> _Written instruction_: Among the lines below, how many carry the string "烟气参数"? Reply with a number and nothing else.

*-*-*

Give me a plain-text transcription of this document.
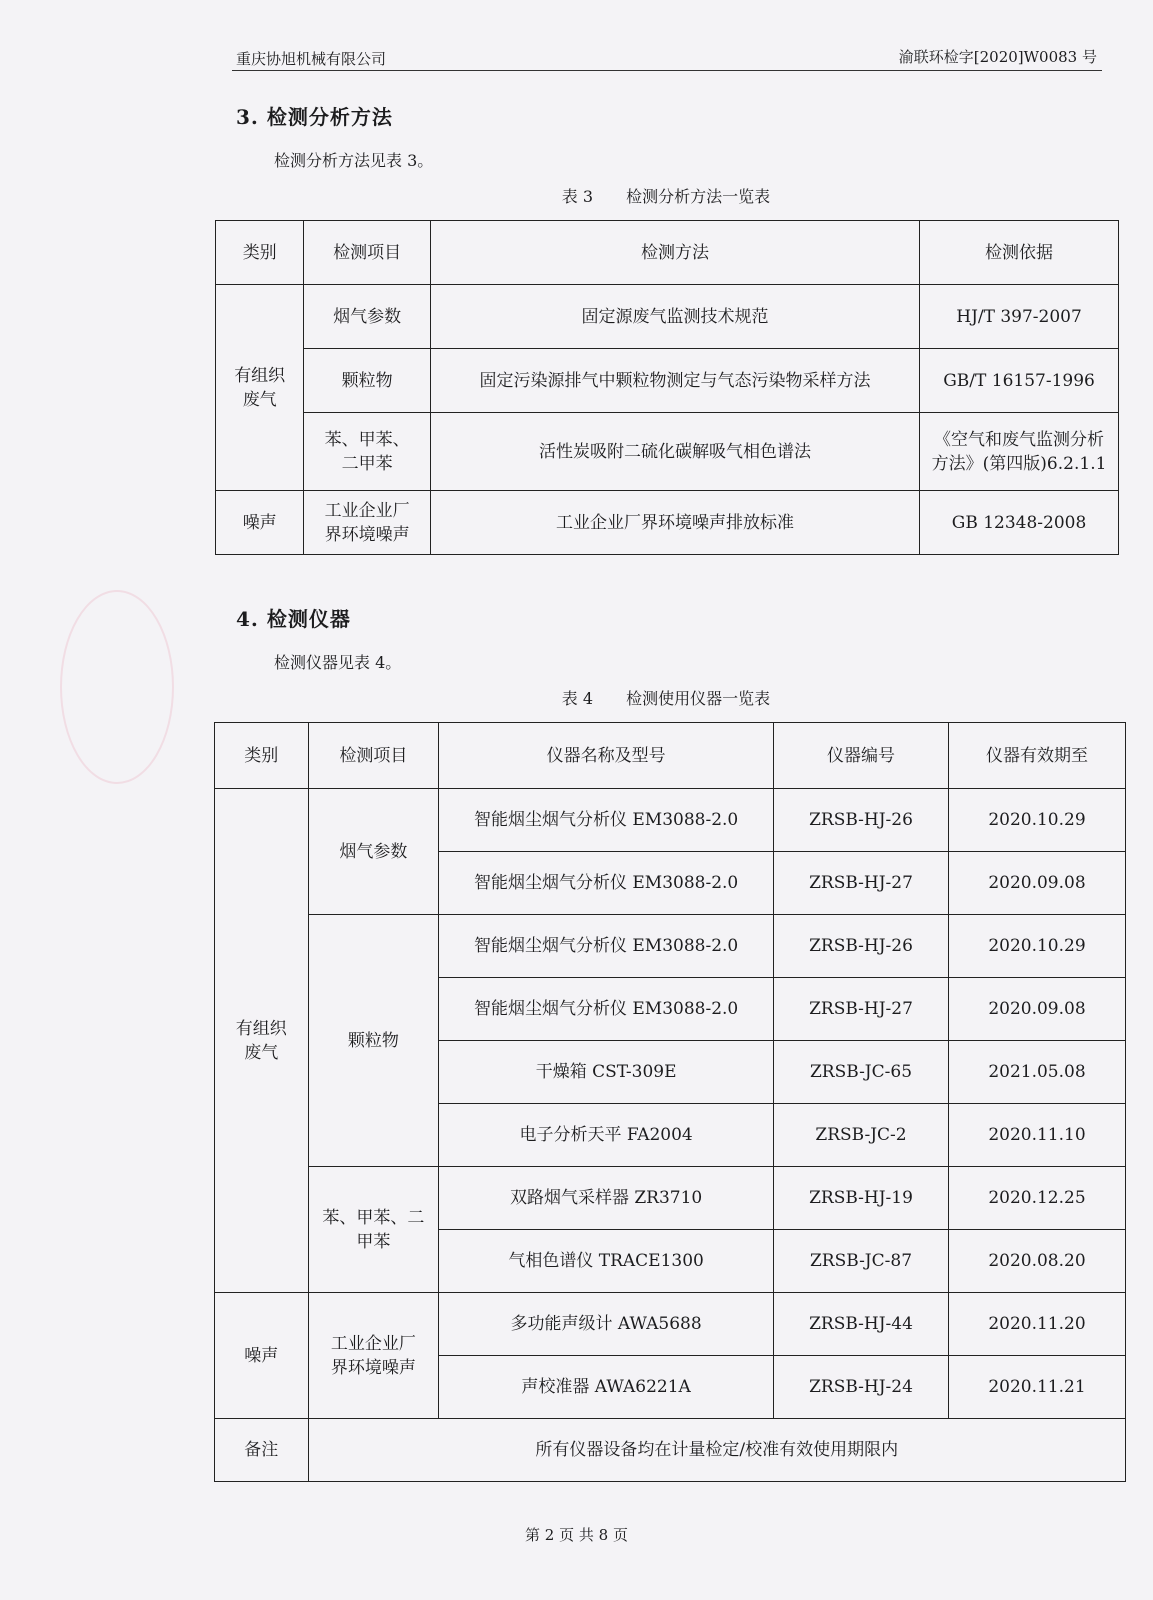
重庆协旭机械有限公司	渝联环检字[2020]W0083 号
3. 检测分析方法
检测分析方法见表 3。
表 3 检测分析方法一览表
类别	检测项目	检测方法	检测依据

有组织废气	烟气参数	固定源废气监测技术规范	HJ/T 397-2007
	颗粒物	固定污染源排气中颗粒物测定与气态污染物采样方法	GB/T 16157-1996

	苯、甲苯、二甲苯	活性炭吸附二硫化碳解吸气相色谱法	《空气和废气监测分析方法》(第四版)6.2.1.1

噪声	工业企业厂界环境噪声	工业企业厂界环境噪声排放标准	GB 12348-2008
4. 检测仪器
检测仪器见表 4。
表 4 检测使用仪器一览表
类别	检测项目	仪器名称及型号	仪器编号	仪器有效期至

有组织废气	烟气参数	智能烟尘烟气分析仪 EM3088-2.0	ZRSB-HJ-26	2020.10.29
		智能烟尘烟气分析仪 EM3088-2.0	ZRSB-HJ-27	2020.09.08
	颗粒物	智能烟尘烟气分析仪 EM3088-2.0	ZRSB-HJ-26	2020.10.29
		智能烟尘烟气分析仪 EM3088-2.0	ZRSB-HJ-27	2020.09.08
		干燥箱 CST-309E	ZRSB-JC-65	2021.05.08
		电子分析天平 FA2004	ZRSB-JC-2	2020.11.10

	苯、甲苯、二甲苯	双路烟气采样器 ZR3710	ZRSB-HJ-19	2020.12.25
		气相色谱仪 TRACE1300	ZRSB-JC-87	2020.08.20
噪声	工业企业厂界环境噪声	多功能声级计 AWA5688	ZRSB-HJ-44	2020.11.20
		声校准器 AWA6221A	ZRSB-HJ-24	2020.11.21
备注	所有仪器设备均在计量检定/校准有效使用期限内			
第 2 页 共 8 页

*-*-*

> _Response_: 2